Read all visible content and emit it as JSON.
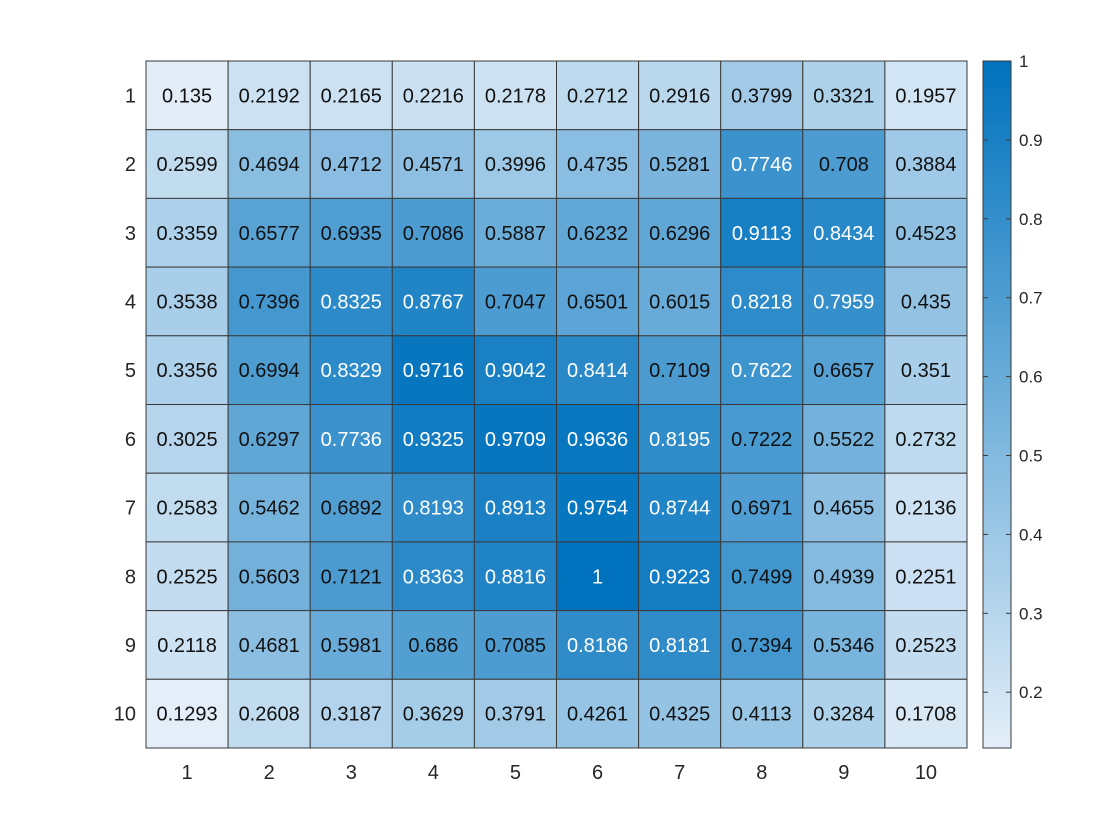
{
  "chart_data": {
    "type": "heatmap",
    "x_categories": [
      "1",
      "2",
      "3",
      "4",
      "5",
      "6",
      "7",
      "8",
      "9",
      "10"
    ],
    "y_categories": [
      "1",
      "2",
      "3",
      "4",
      "5",
      "6",
      "7",
      "8",
      "9",
      "10"
    ],
    "values": [
      [
        0.135,
        0.2192,
        0.2165,
        0.2216,
        0.2178,
        0.2712,
        0.2916,
        0.3799,
        0.3321,
        0.1957
      ],
      [
        0.2599,
        0.4694,
        0.4712,
        0.4571,
        0.3996,
        0.4735,
        0.5281,
        0.7746,
        0.708,
        0.3884
      ],
      [
        0.3359,
        0.6577,
        0.6935,
        0.7086,
        0.5887,
        0.6232,
        0.6296,
        0.9113,
        0.8434,
        0.4523
      ],
      [
        0.3538,
        0.7396,
        0.8325,
        0.8767,
        0.7047,
        0.6501,
        0.6015,
        0.8218,
        0.7959,
        0.435
      ],
      [
        0.3356,
        0.6994,
        0.8329,
        0.9716,
        0.9042,
        0.8414,
        0.7109,
        0.7622,
        0.6657,
        0.351
      ],
      [
        0.3025,
        0.6297,
        0.7736,
        0.9325,
        0.9709,
        0.9636,
        0.8195,
        0.7222,
        0.5522,
        0.2732
      ],
      [
        0.2583,
        0.5462,
        0.6892,
        0.8193,
        0.8913,
        0.9754,
        0.8744,
        0.6971,
        0.4655,
        0.2136
      ],
      [
        0.2525,
        0.5603,
        0.7121,
        0.8363,
        0.8816,
        1,
        0.9223,
        0.7499,
        0.4939,
        0.2251
      ],
      [
        0.2118,
        0.4681,
        0.5981,
        0.686,
        0.7085,
        0.8186,
        0.8181,
        0.7394,
        0.5346,
        0.2523
      ],
      [
        0.1293,
        0.2608,
        0.3187,
        0.3629,
        0.3791,
        0.4261,
        0.4325,
        0.4113,
        0.3284,
        0.1708
      ]
    ],
    "color_range": [
      0.1293,
      1
    ],
    "colorbar_ticks": [
      "0.2",
      "0.3",
      "0.4",
      "0.5",
      "0.6",
      "0.7",
      "0.8",
      "0.9",
      "1"
    ],
    "colormap": {
      "low": "#e3eef8",
      "high": "#0072bd"
    },
    "grid": true,
    "title": "",
    "xlabel": "",
    "ylabel": ""
  }
}
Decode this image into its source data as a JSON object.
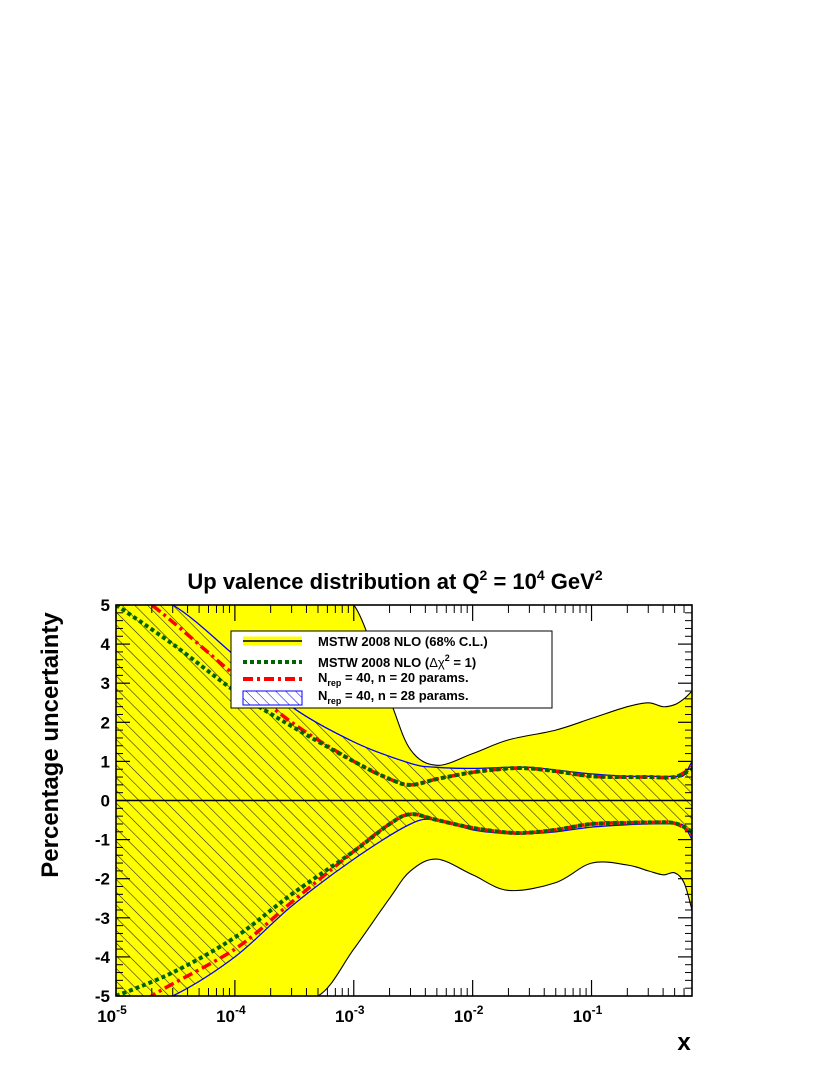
{
  "chart_data": {
    "type": "line",
    "title": {
      "main": "Up valence distribution at Q",
      "sup1": "2",
      "mid": " = 10",
      "sup2": "4",
      "unit": " GeV",
      "sup3": "2"
    },
    "xlabel": "x",
    "ylabel": "Percentage uncertainty",
    "x_scale": "log",
    "xlim": [
      1e-05,
      0.7
    ],
    "ylim": [
      -5,
      5
    ],
    "x_ticks": [
      {
        "value": 1e-05,
        "base": "10",
        "exp": "-5"
      },
      {
        "value": 0.0001,
        "base": "10",
        "exp": "-4"
      },
      {
        "value": 0.001,
        "base": "10",
        "exp": "-3"
      },
      {
        "value": 0.01,
        "base": "10",
        "exp": "-2"
      },
      {
        "value": 0.1,
        "base": "10",
        "exp": "-1"
      }
    ],
    "y_ticks": [
      {
        "value": 5,
        "label": "5"
      },
      {
        "value": 4,
        "label": "4"
      },
      {
        "value": 3,
        "label": "3"
      },
      {
        "value": 2,
        "label": "2"
      },
      {
        "value": 1,
        "label": "1"
      },
      {
        "value": 0,
        "label": "0"
      },
      {
        "value": -1,
        "label": "-1"
      },
      {
        "value": -2,
        "label": "-2"
      },
      {
        "value": -3,
        "label": "-3"
      },
      {
        "value": -4,
        "label": "-4"
      },
      {
        "value": -5,
        "label": "-5"
      }
    ],
    "grid": false,
    "legend_position": "top-center",
    "legend": [
      {
        "text": "MSTW 2008 NLO (68% C.L.)"
      },
      {
        "text": "MSTW 2008 NLO (",
        "greek": "Δχ",
        "sup": "2",
        "tail": " = 1)"
      },
      {
        "prefix": "N",
        "sub": "rep",
        "tail": " = 40, n = 20 params."
      },
      {
        "prefix": "N",
        "sub": "rep",
        "tail": " = 40, n = 28 params."
      }
    ],
    "colors": {
      "band_68cl": "#ffff00",
      "delta_chi2": "#006400",
      "nrep20": "#ff0000",
      "nrep28": "#0000ff",
      "axis": "#000000"
    },
    "series": [
      {
        "name": "MSTW 2008 NLO (68% C.L.)",
        "style": "filled-band",
        "x": [
          1e-05,
          0.0001,
          0.0002,
          0.0005,
          0.001,
          0.002,
          0.003,
          0.005,
          0.01,
          0.02,
          0.05,
          0.1,
          0.2,
          0.3,
          0.4,
          0.5,
          0.6,
          0.7
        ],
        "upper": [
          5,
          5,
          5,
          5,
          5,
          2.6,
          1.3,
          0.9,
          1.2,
          1.55,
          1.8,
          2.1,
          2.4,
          2.5,
          2.4,
          2.45,
          2.6,
          2.8
        ],
        "lower": [
          -5,
          -5,
          -5,
          -5,
          -3.8,
          -2.5,
          -1.8,
          -1.5,
          -1.9,
          -2.3,
          -2.1,
          -1.6,
          -1.65,
          -1.8,
          -1.9,
          -1.85,
          -2.1,
          -2.8
        ]
      },
      {
        "name": "MSTW 2008 NLO (Δχ2 = 1)",
        "style": "dotted",
        "x": [
          1e-05,
          3e-05,
          0.0001,
          0.0003,
          0.001,
          0.002,
          0.003,
          0.005,
          0.01,
          0.02,
          0.03,
          0.05,
          0.1,
          0.2,
          0.3,
          0.5,
          0.7
        ],
        "upper": [
          5,
          4.0,
          2.8,
          1.9,
          1.0,
          0.55,
          0.4,
          0.55,
          0.72,
          0.82,
          0.82,
          0.75,
          0.62,
          0.6,
          0.6,
          0.6,
          0.8
        ],
        "lower": [
          -5,
          -4.4,
          -3.5,
          -2.4,
          -1.3,
          -0.6,
          -0.35,
          -0.5,
          -0.7,
          -0.82,
          -0.82,
          -0.75,
          -0.6,
          -0.57,
          -0.56,
          -0.58,
          -0.8
        ]
      },
      {
        "name": "Nrep = 40, n = 20 params.",
        "style": "dash-dot",
        "x": [
          1e-05,
          2e-05,
          0.0001,
          0.0003,
          0.001,
          0.002,
          0.003,
          0.005,
          0.01,
          0.02,
          0.03,
          0.05,
          0.1,
          0.2,
          0.3,
          0.5,
          0.7
        ],
        "upper": [
          5.5,
          5,
          3.2,
          2.0,
          1.0,
          0.55,
          0.4,
          0.55,
          0.72,
          0.82,
          0.82,
          0.75,
          0.62,
          0.6,
          0.6,
          0.6,
          0.85
        ],
        "lower": [
          -5.8,
          -5,
          -3.8,
          -2.6,
          -1.3,
          -0.6,
          -0.35,
          -0.5,
          -0.7,
          -0.82,
          -0.82,
          -0.75,
          -0.6,
          -0.57,
          -0.56,
          -0.58,
          -0.85
        ]
      },
      {
        "name": "Nrep = 40, n = 28 params.",
        "style": "hatched-band",
        "x": [
          1e-05,
          3e-05,
          0.0001,
          0.0003,
          0.001,
          0.003,
          0.005,
          0.01,
          0.02,
          0.03,
          0.05,
          0.1,
          0.2,
          0.3,
          0.5,
          0.6,
          0.7
        ],
        "upper": [
          5.5,
          5,
          3.7,
          2.4,
          1.5,
          0.95,
          0.85,
          0.82,
          0.85,
          0.85,
          0.78,
          0.68,
          0.62,
          0.62,
          0.62,
          0.65,
          1.0
        ],
        "lower": [
          -5.5,
          -5,
          -4.0,
          -2.7,
          -1.5,
          -0.6,
          -0.5,
          -0.75,
          -0.85,
          -0.85,
          -0.8,
          -0.68,
          -0.62,
          -0.6,
          -0.6,
          -0.65,
          -1.0
        ]
      }
    ]
  }
}
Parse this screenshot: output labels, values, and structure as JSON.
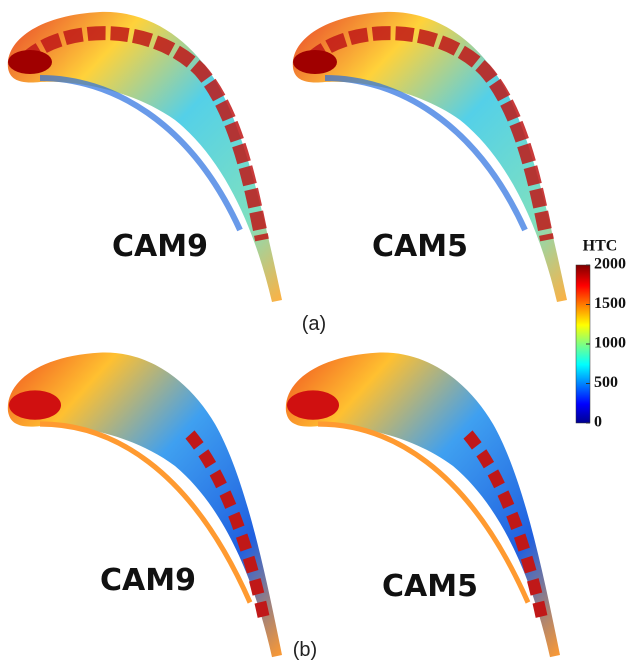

◆ WORK REQUIRED:
In the entries above, find every line with the word "style" and list it.

◆ PROBLEM SOLUTION:
        "style": "filled-band",
        "style": "dotted",
        "style": "dash-dot",
        "style": "hatched-band",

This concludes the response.